++++ Material for this exercise ++++

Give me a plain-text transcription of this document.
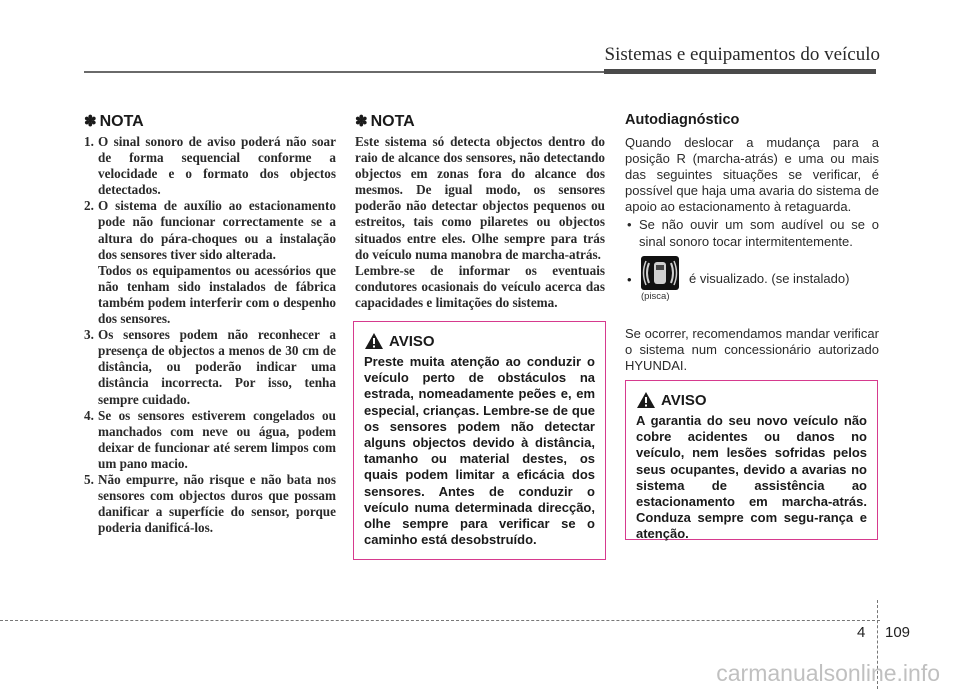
Sistemas e equipamentos do veículo
✽ NOTA
1. O sinal sonoro de aviso poderá não soar de forma sequencial conforme a velocidade e o formato dos objectos detectados.

2. O sistema de auxílio ao estacionamento pode não funcionar correctamente se a altura do pára-choques ou a instalação dos sensores tiver sido alterada.

Todos os equipamentos ou acessórios que não tenham sido instalados de fábrica também podem interferir com o despenho dos sensores.

3. Os sensores podem não reconhecer a presença de objectos a menos de 30 cm de distância, ou poderão indicar uma distância incorrecta. Por isso, tenha sempre cuidado.

4. Se os sensores estiverem congelados ou manchados com neve ou água, podem deixar de funcionar até serem limpos com um pano macio.

5. Não empurre, não risque e não bata nos sensores com objectos duros que possam danificar a superfície do sensor, porque poderia danificá-los.

✽ NOTA
Este sistema só detecta objectos dentro do raio de alcance dos sensores, não detectando objectos em zonas fora do alcance dos mesmos. De igual modo, os sensores poderão não detectar objectos pequenos ou estreitos, tais como pilaretes ou objectos situados entre eles. Olhe sempre para trás do veículo numa manobra de marcha-atrás.
Lembre-se de informar os eventuais condutores ocasionais do veículo acerca das capacidades e limitações do sistema.
AVISO

Preste muita atenção ao conduzir o veículo perto de obstáculos na estrada, nomeadamente peões e, em especial, crianças. Lembre-se de que os sensores podem não detectar alguns objectos devido à distância, tamanho ou material destes, os quais podem limitar a eficácia dos sensores. Antes de conduzir o veículo numa determinada direcção, olhe sempre para verificar se o caminho está desobstruído.

Autodiagnóstico

Quando deslocar a mudança para a posição R (marcha-atrás) e uma ou mais das seguintes situações se verificar, é possível que haja uma avaria do sistema de apoio ao estacionamento à retaguarda.

• Se não ouvir um som audível ou se o sinal sonoro tocar intermitentemente.
•
(pisca)
é visualizado. (se instalado)

Se ocorrer, recomendamos mandar verificar o sistema num concessionário autorizado HYUNDAI.

AVISO

A garantia do seu novo veículo não cobre acidentes ou danos no veículo, nem lesões sofridas pelos seus ocupantes, devido a avarias no sistema de assistência ao estacionamento em marcha-atrás. Conduza sempre com segu-rança e atenção.

4 109
carmanualsonline.info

++++

Stated goal
Show the lines that mention the word "funcionar".

Problem solution
2. O sistema de auxílio ao estacionamento pode não funcionar correctamente se a altura do pára-choques ou a instalação dos sensores tiver sido alterada.
4. Se os sensores estiverem congelados ou manchados com neve ou água, podem deixar de funcionar até serem limpos com um pano macio.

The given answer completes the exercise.